**Exercise directions**: For each line of the data below that holds "green", copy the line.

(Records from a dataset)
------------------------------------------------------------
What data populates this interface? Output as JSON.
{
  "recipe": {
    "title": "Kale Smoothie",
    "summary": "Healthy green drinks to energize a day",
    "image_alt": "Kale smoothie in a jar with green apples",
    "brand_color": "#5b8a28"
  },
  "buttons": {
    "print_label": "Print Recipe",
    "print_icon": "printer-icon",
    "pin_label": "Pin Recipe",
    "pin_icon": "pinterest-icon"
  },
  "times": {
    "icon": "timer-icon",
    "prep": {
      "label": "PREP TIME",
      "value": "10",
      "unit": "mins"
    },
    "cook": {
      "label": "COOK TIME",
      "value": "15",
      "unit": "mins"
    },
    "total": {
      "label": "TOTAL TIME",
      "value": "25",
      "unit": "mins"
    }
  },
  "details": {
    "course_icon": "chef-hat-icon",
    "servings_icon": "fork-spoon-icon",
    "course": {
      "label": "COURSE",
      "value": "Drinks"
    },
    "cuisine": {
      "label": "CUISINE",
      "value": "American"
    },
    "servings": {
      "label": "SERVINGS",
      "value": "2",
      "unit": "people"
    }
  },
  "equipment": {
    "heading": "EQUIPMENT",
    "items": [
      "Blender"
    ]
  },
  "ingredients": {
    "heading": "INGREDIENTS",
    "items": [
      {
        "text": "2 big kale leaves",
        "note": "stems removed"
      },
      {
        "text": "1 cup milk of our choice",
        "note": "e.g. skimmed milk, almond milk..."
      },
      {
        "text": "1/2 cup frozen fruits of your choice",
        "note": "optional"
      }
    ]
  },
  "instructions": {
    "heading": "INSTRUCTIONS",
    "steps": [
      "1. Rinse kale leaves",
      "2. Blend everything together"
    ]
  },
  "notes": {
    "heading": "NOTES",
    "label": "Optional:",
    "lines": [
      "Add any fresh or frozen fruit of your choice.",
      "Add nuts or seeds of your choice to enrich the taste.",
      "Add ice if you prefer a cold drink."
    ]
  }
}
------------------------------------------------------------
**Reply to the exercise**:
    "summary": "Healthy green drinks to energize a day",
    "image_alt": "Kale smoothie in a jar with green apples",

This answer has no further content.